Veganes Matcha Eis ist eines der einfachsten Sommerrezepte überhaupt: gefrorene Bananen, zwei Teelöffel culinary Matcha, ein Mixer – fertig. Mit einem kräftigen Matcha wie dem Yottsu bekommst du eine leuchtend grüne Farbe und eine feine Herbe, die die natürliche Süße der Banane perfekt ausbalanciert.

Häufige Fragen

Wie wird Matcha Eis grün und nicht bräunlich?

Die leuchtend grüne Farbe kommt vom Matcha selbst. Gib das Pulver erst gegen Ende des Mixens dazu und arbeite es nur kurz ein, damit es nicht überhitzt. Ein hochwertiger, frischer Matcha behält seinen satten Grünton besser als altes, gelblich gewordenes Pulver.

Kann ich Matcha Eis ohne Eismaschine machen?

Ja. Für dieses Rezept brauchst du keine Eismaschine, sondern nur einen leistungsstarken Standmixer oder Food Processor. Die gefrorenen Bananen liefern die cremige Textur, die sonst die Eismaschine erzeugen müsste.

Wie viel Matcha kommt in das Eis?

Für drei Bananen sind zwei Teelöffel Matcha ein guter Ausgangswert. Wer eine kräftigere Herbe und ein intensiveres Grün möchte, gibt einen weiteren halben Teelöffel dazu. Am besten schmeckst du die Masse vor dem Servieren ab.

Ist veganes Matcha Eis gesünder als normales Eis?

Das Eis kommt ohne Sahne, Ei und meist ohne zusätzlichen Zucker aus, da reife Bananen von Natur aus süß sind. Es ist damit fett- und zuckerärmer als klassisches Milcheis. Ob es gesünder ist, hängt aber von der Gesamternährung und den Toppings ab.
□ □ □ □ □ □ □
■ **AUFGABENSTELLUNG**:
a) Übernimm aus dem Text über veganes Matcha-Eis wortgetreu die Passage, die mit „Veganes Matcha Eis ist“ beginnt und mit „Banane perfekt ausbalanciert.“ endet.
b) Entscheide für jede Aussage mit Ja oder Nein, ob sie mit dem Text über veganes Matcha-Eis übereinstimmt, und belege jede Antwort mit einem wörtlichen Zitat: (i) Für das Rezept wird eine Eismaschine benötigt. (ii) Das Matcha-Pulver soll erst gegen Ende des Mixens hinzugefügt werden. (iii) Für drei Bananen werden vier Teelöffel Matcha empfohlen.
□ □ □ □ □ □ □
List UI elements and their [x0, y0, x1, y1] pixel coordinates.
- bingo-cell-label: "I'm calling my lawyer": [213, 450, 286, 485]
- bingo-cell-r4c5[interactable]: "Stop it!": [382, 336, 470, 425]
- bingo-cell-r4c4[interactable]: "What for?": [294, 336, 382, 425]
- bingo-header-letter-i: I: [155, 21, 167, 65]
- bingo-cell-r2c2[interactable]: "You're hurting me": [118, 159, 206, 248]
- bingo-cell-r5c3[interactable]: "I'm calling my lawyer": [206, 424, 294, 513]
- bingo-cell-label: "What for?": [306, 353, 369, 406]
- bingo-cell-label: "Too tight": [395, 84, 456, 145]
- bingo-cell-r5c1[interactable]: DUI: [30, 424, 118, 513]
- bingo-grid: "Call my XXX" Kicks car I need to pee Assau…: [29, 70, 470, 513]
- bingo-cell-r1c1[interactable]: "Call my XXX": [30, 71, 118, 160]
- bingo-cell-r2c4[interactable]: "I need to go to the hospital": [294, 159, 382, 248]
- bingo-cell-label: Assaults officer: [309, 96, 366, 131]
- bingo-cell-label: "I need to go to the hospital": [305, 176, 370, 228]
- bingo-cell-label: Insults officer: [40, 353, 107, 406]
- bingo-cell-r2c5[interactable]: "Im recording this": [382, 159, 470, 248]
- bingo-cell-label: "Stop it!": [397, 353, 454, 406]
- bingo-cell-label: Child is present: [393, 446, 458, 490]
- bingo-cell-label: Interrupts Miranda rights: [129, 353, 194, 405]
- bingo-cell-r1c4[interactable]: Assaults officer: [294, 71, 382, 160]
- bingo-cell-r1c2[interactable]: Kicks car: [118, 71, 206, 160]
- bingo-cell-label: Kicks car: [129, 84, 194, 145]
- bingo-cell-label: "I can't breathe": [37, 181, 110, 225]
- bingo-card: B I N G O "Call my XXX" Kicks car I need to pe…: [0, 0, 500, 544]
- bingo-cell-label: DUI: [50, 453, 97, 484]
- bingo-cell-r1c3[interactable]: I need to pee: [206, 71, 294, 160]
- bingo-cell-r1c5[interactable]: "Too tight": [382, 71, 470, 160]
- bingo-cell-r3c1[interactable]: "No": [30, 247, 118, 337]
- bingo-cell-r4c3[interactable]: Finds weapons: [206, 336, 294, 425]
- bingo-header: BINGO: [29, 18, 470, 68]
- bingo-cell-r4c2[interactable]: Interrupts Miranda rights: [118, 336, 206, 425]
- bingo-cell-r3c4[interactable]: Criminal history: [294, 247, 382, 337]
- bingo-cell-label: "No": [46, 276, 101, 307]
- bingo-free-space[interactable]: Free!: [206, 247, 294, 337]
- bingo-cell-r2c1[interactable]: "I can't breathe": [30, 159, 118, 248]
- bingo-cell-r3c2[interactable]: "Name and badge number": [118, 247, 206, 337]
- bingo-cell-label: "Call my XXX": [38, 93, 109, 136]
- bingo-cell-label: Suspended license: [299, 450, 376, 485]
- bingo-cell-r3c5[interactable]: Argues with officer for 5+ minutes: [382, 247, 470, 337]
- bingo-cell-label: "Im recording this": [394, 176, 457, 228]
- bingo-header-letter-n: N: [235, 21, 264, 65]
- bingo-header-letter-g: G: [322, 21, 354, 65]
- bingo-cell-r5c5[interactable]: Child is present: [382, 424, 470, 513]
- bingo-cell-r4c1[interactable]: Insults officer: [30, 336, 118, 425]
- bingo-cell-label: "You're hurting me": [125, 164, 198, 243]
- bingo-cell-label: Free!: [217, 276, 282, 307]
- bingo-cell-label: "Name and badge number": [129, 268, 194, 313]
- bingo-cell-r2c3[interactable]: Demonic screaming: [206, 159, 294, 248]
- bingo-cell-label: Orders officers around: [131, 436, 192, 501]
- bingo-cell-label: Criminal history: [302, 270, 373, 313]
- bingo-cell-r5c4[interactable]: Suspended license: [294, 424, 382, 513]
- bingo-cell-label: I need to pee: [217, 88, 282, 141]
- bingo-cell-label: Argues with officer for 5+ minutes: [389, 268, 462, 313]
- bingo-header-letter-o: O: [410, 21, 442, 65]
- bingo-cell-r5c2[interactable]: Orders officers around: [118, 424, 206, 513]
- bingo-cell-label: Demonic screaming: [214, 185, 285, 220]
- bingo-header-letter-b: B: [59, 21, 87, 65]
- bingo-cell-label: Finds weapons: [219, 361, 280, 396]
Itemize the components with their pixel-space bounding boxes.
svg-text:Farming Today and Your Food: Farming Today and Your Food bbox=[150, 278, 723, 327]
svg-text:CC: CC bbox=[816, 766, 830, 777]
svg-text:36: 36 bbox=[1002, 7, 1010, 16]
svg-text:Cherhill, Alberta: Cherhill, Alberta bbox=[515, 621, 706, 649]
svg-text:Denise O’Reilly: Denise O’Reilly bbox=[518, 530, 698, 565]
□ □ □ □ □ □ □
■ **LÖSUNGEN**:
a)
Veganes Matcha Eis ist eines der einfachsten Sommerrezepte überhaupt: gefrorene Bananen, zwei Teelöffel culinary Matcha, ein Mixer – fertig. Mit einem kräftigen Matcha wie dem Yottsu bekommst du eine leuchtend grüne Farbe und eine feine Herbe, die die natürliche Süße der Banane perfekt ausbalanciert.

b)
(i) Nein: „Für dieses Rezept brauchst du keine Eismaschine“
(ii) Ja: „Gib das Pulver erst gegen Ende des Mixens dazu“
(iii) Nein: „Für drei Bananen sind zwei Teelöffel Matcha ein guter Ausgangswert.“